BEGIN Excerpted data
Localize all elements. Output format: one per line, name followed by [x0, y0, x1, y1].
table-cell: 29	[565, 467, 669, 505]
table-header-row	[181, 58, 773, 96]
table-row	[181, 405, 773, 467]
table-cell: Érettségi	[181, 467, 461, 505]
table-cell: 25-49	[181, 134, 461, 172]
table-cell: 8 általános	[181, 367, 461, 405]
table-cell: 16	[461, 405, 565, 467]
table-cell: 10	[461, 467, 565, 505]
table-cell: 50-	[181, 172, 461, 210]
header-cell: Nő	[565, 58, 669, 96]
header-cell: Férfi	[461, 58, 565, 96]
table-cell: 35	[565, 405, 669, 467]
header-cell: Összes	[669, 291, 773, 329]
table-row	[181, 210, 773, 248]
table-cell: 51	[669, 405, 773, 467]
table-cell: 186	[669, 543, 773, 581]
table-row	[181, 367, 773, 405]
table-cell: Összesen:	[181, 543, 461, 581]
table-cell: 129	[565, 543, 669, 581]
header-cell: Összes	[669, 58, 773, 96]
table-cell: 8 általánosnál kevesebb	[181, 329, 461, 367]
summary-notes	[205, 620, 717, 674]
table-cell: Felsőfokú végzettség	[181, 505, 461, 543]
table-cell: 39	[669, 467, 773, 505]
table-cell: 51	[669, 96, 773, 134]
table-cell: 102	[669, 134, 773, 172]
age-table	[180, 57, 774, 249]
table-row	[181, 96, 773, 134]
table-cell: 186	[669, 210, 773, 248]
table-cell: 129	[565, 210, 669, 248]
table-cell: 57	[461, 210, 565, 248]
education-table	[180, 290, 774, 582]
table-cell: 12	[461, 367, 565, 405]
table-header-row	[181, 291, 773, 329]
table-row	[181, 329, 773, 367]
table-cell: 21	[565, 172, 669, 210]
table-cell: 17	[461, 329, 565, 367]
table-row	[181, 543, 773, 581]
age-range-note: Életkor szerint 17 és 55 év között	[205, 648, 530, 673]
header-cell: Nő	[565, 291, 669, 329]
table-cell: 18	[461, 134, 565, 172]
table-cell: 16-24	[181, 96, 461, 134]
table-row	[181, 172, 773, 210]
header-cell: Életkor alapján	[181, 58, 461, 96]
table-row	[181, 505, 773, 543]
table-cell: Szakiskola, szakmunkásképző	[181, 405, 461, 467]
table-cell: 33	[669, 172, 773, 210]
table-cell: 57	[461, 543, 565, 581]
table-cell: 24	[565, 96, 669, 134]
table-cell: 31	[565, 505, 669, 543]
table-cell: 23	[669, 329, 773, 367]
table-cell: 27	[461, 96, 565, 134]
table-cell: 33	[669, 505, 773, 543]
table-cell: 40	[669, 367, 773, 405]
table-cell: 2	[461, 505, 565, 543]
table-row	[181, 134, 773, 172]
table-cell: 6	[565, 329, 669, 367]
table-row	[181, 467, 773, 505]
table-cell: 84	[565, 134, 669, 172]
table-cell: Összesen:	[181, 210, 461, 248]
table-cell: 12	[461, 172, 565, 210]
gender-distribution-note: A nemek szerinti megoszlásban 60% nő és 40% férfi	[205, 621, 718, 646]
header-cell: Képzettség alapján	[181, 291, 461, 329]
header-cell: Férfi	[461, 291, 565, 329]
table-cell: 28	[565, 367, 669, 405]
END Excerpted data
Rewrite the lines above as a numbered list, leaving out any blank lines.

§ **Exercise result**:
1. Localize all elements. Output format: one per line, name followed by [x0, y0, x1, y1].
2. table-cell: 29	[565, 467, 669, 505]
3. table-header-row	[181, 58, 773, 96]
4. table-row	[181, 405, 773, 467]
5. table-cell: Érettségi	[181, 467, 461, 505]
6. table-cell: 25-49	[181, 134, 461, 172]
7. table-cell: 8 általános	[181, 367, 461, 405]
8. table-cell: 16	[461, 405, 565, 467]
9. table-cell: 10	[461, 467, 565, 505]
10. table-cell: 50-	[181, 172, 461, 210]
11. header-cell: Nő	[565, 58, 669, 96]
12. header-cell: Férfi	[461, 58, 565, 96]
13. table-cell: 35	[565, 405, 669, 467]
14. header-cell: Összes	[669, 291, 773, 329]
15. table-row	[181, 210, 773, 248]
16. table-cell: 51	[669, 405, 773, 467]
17. table-cell: 186	[669, 543, 773, 581]
18. table-row	[181, 367, 773, 405]
19. table-cell: Összesen:	[181, 543, 461, 581]
20. table-cell: 129	[565, 543, 669, 581]
21. header-cell: Összes	[669, 58, 773, 96]
22. table-cell: 8 általánosnál kevesebb	[181, 329, 461, 367]
23. summary-notes	[205, 620, 717, 674]
24. table-cell: Felsőfokú végzettség	[181, 505, 461, 543]
25. table-cell: 39	[669, 467, 773, 505]
26. table-cell: 51	[669, 96, 773, 134]
27. table-cell: 102	[669, 134, 773, 172]
28. age-table	[180, 57, 774, 249]
29. table-row	[181, 96, 773, 134]
30. table-cell: 186	[669, 210, 773, 248]
31. table-cell: 129	[565, 210, 669, 248]
32. table-cell: 57	[461, 210, 565, 248]
33. education-table	[180, 290, 774, 582]
34. table-cell: 12	[461, 367, 565, 405]
35. table-header-row	[181, 291, 773, 329]
36. table-row	[181, 329, 773, 367]
37. table-cell: 21	[565, 172, 669, 210]
38. table-cell: 17	[461, 329, 565, 367]
39. table-row	[181, 543, 773, 581]
40. age-range-note: Életkor szerint 17 és 55 év között	[205, 648, 530, 673]
41. header-cell: Nő	[565, 291, 669, 329]
42. table-cell: 18	[461, 134, 565, 172]
43. table-cell: 16-24	[181, 96, 461, 134]
44. table-row	[181, 172, 773, 210]
45. header-cell: Életkor alapján	[181, 58, 461, 96]
46. table-row	[181, 505, 773, 543]
47. table-cell: Szakiskola, szakmunkásképző	[181, 405, 461, 467]
48. table-cell: 33	[669, 172, 773, 210]
49. table-cell: 57	[461, 543, 565, 581]
50. table-cell: 24	[565, 96, 669, 134]
51. table-cell: 31	[565, 505, 669, 543]
52. table-cell: 23	[669, 329, 773, 367]
53. table-cell: 27	[461, 96, 565, 134]
54. table-cell: 33	[669, 505, 773, 543]
55. table-cell: 40	[669, 367, 773, 405]
56. table-cell: 2	[461, 505, 565, 543]
57. table-row	[181, 134, 773, 172]
58. table-cell: 6	[565, 329, 669, 367]
59. table-row	[181, 467, 773, 505]
60. table-cell: 84	[565, 134, 669, 172]
61. table-cell: Összesen:	[181, 210, 461, 248]
62. table-cell: 12	[461, 172, 565, 210]
63. gender-distribution-note: A nemek szerinti megoszlásban 60% nő és 40% férfi	[205, 621, 718, 646]
64. header-cell: Képzettség alapján	[181, 291, 461, 329]
65. header-cell: Férfi	[461, 291, 565, 329]
66. table-cell: 28	[565, 367, 669, 405]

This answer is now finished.